Exercise goal:
Extract each line of the data below exactly as written.

===== Material to process

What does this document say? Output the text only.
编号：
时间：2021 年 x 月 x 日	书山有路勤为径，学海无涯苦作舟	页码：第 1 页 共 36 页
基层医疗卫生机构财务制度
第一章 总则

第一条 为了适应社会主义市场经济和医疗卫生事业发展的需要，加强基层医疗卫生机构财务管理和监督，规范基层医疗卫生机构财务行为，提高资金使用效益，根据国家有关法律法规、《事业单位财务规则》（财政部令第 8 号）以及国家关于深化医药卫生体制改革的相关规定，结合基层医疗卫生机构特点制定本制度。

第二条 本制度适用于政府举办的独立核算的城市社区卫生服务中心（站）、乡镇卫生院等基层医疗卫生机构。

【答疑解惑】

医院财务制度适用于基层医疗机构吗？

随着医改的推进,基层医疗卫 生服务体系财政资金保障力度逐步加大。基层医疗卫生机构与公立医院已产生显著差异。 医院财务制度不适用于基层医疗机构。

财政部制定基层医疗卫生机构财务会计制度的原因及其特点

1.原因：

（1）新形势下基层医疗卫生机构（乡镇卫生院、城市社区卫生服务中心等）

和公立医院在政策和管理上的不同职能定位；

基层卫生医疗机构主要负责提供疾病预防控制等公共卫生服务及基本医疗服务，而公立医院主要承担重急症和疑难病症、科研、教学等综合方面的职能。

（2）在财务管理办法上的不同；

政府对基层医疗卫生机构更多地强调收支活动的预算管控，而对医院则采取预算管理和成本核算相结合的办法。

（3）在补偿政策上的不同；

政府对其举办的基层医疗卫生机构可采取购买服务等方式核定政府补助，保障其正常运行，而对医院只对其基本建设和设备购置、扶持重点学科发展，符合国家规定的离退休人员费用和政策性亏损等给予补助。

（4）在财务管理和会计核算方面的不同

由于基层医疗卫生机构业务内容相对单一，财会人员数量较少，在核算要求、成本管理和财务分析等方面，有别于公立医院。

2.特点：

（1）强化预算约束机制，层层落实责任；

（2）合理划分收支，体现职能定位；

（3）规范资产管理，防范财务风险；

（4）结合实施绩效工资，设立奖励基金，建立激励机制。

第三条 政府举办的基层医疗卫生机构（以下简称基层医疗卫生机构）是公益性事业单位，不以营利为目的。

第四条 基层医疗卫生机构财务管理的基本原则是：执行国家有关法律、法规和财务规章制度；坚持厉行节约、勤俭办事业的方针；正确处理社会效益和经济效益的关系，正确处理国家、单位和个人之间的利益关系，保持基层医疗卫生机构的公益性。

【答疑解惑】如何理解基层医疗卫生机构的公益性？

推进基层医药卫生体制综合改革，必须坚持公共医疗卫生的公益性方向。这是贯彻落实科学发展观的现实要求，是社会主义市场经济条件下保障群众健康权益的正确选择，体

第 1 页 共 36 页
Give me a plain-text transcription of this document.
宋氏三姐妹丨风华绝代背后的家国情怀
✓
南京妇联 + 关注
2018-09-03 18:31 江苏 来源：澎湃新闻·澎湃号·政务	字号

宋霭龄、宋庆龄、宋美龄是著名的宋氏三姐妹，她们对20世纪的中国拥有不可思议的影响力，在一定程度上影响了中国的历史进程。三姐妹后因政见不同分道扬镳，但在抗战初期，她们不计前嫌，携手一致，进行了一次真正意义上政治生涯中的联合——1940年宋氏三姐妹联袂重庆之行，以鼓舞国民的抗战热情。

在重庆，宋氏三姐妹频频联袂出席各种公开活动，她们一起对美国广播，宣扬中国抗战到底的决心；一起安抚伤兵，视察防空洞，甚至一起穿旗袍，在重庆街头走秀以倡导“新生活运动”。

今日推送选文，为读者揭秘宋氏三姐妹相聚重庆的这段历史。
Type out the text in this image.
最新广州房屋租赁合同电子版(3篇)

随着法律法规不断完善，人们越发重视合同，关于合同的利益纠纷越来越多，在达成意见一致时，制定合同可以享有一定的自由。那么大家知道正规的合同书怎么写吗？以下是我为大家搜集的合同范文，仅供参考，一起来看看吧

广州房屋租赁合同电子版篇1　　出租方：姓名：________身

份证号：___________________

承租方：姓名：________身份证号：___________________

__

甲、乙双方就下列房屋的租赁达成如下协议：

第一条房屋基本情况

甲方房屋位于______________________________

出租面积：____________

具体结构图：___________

==========

Response to the exercise:
What does this document say? Output the text only.
编号：
时间：2021 年 x 月 x 日	书山有路勤为径，学海无涯苦作舟	页码：第 1 页 共 36 页
基层医疗卫生机构财务制度
第一章 总则

第一条 为了适应社会主义市场经济和医疗卫生事业发展的需要，加强基层医疗卫生机构财务管理和监督，规范基层医疗卫生机构财务行为，提高资金使用效益，根据国家有关法律法规、《事业单位财务规则》（财政部令第 8 号）以及国家关于深化医药卫生体制改革的相关规定，结合基层医疗卫生机构特点制定本制度。

第二条 本制度适用于政府举办的独立核算的城市社区卫生服务中心（站）、乡镇卫生院等基层医疗卫生机构。

【答疑解惑】

医院财务制度适用于基层医疗机构吗？

随着医改的推进,基层医疗卫 生服务体系财政资金保障力度逐步加大。基层医疗卫生机构与公立医院已产生显著差异。 医院财务制度不适用于基层医疗机构。

财政部制定基层医疗卫生机构财务会计制度的原因及其特点

1.原因：

（1）新形势下基层医疗卫生机构（乡镇卫生院、城市社区卫生服务中心等）

和公立医院在政策和管理上的不同职能定位；

基层卫生医疗机构主要负责提供疾病预防控制等公共卫生服务及基本医疗服务，而公立医院主要承担重急症和疑难病症、科研、教学等综合方面的职能。

（2）在财务管理办法上的不同；

政府对基层医疗卫生机构更多地强调收支活动的预算管控，而对医院则采取预算管理和成本核算相结合的办法。

（3）在补偿政策上的不同；

政府对其举办的基层医疗卫生机构可采取购买服务等方式核定政府补助，保障其正常运行，而对医院只对其基本建设和设备购置、扶持重点学科发展，符合国家规定的离退休人员费用和政策性亏损等给予补助。

（4）在财务管理和会计核算方面的不同

由于基层医疗卫生机构业务内容相对单一，财会人员数量较少，在核算要求、成本管理和财务分析等方面，有别于公立医院。

2.特点：

（1）强化预算约束机制，层层落实责任；

（2）合理划分收支，体现职能定位；

（3）规范资产管理，防范财务风险；

（4）结合实施绩效工资，设立奖励基金，建立激励机制。

第三条 政府举办的基层医疗卫生机构（以下简称基层医疗卫生机构）是公益性事业单位，不以营利为目的。

第四条 基层医疗卫生机构财务管理的基本原则是：执行国家有关法律、法规和财务规章制度；坚持厉行节约、勤俭办事业的方针；正确处理社会效益和经济效益的关系，正确处理国家、单位和个人之间的利益关系，保持基层医疗卫生机构的公益性。

【答疑解惑】如何理解基层医疗卫生机构的公益性？

推进基层医药卫生体制综合改革，必须坚持公共医疗卫生的公益性方向。这是贯彻落实科学发展观的现实要求，是社会主义市场经济条件下保障群众健康权益的正确选择，体

第 1 页 共 36 页
Give me a plain-text transcription of this document.
宋氏三姐妹丨风华绝代背后的家国情怀
✓
南京妇联 + 关注
2018-09-03 18:31 江苏 来源：澎湃新闻·澎湃号·政务	字号

宋霭龄、宋庆龄、宋美龄是著名的宋氏三姐妹，她们对20世纪的中国拥有不可思议的影响力，在一定程度上影响了中国的历史进程。三姐妹后因政见不同分道扬镳，但在抗战初期，她们不计前嫌，携手一致，进行了一次真正意义上政治生涯中的联合——1940年宋氏三姐妹联袂重庆之行，以鼓舞国民的抗战热情。

在重庆，宋氏三姐妹频频联袂出席各种公开活动，她们一起对美国广播，宣扬中国抗战到底的决心；一起安抚伤兵，视察防空洞，甚至一起穿旗袍，在重庆街头走秀以倡导“新生活运动”。

今日推送选文，为读者揭秘宋氏三姐妹相聚重庆的这段历史。
Type out the text in this image.
最新广州房屋租赁合同电子版(3篇)

随着法律法规不断完善，人们越发重视合同，关于合同的利益纠纷越来越多，在达成意见一致时，制定合同可以享有一定的自由。那么大家知道正规的合同书怎么写吗？以下是我为大家搜集的合同范文，仅供参考，一起来看看吧

广州房屋租赁合同电子版篇1　　出租方：姓名：________身

份证号：___________________

承租方：姓名：________身份证号：___________________

__

甲、乙双方就下列房屋的租赁达成如下协议：

第一条房屋基本情况

甲方房屋位于______________________________

出租面积：____________

具体结构图：___________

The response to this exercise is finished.